Copy out each line below that has the word "blue" in it.

# # #

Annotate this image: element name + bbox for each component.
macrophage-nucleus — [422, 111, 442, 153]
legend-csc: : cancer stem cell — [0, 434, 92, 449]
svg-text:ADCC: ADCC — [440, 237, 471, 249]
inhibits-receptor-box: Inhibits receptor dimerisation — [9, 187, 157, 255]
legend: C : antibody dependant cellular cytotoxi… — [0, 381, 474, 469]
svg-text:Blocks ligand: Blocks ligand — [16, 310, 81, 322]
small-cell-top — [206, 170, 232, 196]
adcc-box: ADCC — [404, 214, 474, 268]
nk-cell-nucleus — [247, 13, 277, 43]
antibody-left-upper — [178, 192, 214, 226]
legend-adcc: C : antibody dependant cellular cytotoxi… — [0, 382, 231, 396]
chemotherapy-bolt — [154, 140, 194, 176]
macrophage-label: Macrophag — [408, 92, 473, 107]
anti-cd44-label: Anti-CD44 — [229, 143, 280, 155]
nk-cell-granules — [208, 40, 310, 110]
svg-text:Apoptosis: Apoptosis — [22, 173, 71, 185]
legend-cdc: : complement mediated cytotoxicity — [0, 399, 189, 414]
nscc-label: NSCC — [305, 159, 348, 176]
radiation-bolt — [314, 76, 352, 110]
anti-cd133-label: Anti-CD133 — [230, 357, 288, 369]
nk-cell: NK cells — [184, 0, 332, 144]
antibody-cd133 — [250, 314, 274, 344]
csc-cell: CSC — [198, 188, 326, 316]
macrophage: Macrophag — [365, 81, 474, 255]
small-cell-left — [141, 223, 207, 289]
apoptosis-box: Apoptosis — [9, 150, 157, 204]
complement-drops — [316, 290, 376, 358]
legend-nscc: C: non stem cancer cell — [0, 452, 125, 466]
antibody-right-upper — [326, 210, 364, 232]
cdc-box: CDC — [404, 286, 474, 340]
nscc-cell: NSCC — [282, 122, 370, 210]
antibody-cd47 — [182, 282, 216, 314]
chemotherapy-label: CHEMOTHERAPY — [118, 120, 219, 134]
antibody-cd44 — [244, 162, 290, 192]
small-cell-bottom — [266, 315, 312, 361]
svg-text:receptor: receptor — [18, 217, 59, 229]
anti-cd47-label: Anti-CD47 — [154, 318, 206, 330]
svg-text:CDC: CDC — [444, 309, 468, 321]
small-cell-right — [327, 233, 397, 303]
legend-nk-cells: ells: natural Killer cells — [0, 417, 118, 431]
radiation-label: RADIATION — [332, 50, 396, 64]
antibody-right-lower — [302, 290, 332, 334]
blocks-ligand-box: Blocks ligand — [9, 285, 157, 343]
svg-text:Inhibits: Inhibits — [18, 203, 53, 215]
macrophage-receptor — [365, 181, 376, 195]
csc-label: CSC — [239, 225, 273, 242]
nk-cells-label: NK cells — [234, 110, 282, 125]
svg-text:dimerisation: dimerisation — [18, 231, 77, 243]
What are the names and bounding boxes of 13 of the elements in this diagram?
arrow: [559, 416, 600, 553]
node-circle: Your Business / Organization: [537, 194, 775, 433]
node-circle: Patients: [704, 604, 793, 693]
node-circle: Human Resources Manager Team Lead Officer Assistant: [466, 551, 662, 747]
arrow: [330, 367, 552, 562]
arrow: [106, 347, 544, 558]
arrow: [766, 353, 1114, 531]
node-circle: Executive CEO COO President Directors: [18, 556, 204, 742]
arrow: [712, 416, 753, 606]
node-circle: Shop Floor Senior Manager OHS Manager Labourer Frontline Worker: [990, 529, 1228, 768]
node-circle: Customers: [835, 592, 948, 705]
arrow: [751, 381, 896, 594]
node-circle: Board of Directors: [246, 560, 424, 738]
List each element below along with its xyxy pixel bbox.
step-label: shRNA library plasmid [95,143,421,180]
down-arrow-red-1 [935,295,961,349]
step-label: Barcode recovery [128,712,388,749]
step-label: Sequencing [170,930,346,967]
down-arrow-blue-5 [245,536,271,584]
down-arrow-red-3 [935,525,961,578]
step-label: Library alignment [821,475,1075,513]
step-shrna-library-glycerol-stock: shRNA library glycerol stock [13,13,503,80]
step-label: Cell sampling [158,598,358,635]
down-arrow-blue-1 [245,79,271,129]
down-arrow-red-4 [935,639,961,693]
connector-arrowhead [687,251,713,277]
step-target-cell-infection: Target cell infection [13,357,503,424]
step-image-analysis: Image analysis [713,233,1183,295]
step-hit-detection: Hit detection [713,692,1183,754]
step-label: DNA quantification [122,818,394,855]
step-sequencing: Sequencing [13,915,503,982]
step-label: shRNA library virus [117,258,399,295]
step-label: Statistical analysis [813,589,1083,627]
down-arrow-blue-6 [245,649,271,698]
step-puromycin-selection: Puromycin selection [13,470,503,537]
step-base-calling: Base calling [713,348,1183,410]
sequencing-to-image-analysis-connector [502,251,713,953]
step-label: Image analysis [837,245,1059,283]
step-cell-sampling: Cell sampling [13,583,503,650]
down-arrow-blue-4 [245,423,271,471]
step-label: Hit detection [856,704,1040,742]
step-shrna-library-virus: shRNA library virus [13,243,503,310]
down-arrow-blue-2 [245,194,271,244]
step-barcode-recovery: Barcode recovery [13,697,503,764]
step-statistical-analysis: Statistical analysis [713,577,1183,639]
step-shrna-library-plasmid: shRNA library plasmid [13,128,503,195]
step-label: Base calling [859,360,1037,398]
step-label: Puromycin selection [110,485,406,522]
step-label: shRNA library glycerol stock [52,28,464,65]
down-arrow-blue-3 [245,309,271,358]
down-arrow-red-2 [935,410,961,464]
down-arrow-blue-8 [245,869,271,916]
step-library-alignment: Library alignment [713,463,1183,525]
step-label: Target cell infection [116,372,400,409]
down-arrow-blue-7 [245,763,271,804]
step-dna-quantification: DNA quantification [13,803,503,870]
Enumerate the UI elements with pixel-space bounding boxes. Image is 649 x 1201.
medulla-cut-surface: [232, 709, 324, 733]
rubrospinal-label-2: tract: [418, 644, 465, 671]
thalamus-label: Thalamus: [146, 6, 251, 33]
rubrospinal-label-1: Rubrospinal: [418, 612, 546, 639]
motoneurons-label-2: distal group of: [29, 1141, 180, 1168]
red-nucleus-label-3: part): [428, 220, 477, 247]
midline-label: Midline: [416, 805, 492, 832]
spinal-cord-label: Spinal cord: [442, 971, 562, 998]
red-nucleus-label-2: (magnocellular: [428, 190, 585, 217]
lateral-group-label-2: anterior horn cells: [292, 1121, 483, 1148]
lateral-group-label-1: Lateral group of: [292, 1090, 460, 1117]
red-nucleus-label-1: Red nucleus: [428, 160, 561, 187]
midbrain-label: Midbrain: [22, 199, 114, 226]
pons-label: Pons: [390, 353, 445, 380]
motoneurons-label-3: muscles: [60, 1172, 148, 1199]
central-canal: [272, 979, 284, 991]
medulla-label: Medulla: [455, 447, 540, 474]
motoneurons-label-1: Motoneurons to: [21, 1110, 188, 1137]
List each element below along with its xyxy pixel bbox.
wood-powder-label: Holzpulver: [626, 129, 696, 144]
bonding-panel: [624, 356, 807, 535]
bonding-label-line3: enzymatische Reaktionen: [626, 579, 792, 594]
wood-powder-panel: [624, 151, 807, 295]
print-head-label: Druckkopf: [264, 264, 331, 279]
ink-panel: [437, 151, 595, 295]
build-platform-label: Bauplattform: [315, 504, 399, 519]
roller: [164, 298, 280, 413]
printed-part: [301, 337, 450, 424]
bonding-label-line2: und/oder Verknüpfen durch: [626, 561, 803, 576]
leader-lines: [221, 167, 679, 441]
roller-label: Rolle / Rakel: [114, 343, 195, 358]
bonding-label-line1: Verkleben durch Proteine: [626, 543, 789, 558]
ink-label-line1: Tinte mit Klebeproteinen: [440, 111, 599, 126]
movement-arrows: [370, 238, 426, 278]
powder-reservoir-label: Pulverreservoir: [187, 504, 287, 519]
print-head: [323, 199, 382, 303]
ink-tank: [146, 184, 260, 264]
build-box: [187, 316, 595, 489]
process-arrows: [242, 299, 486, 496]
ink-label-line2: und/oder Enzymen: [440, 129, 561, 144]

# # #

■ **Result of the exercise**
down-arrow-blue-5 [245,536,271,584]
down-arrow-blue-1 [245,79,271,129]
down-arrow-blue-6 [245,649,271,698]
down-arrow-blue-4 [245,423,271,471]
down-arrow-blue-2 [245,194,271,244]
down-arrow-blue-3 [245,309,271,358]
down-arrow-blue-8 [245,869,271,916]
down-arrow-blue-7 [245,763,271,804]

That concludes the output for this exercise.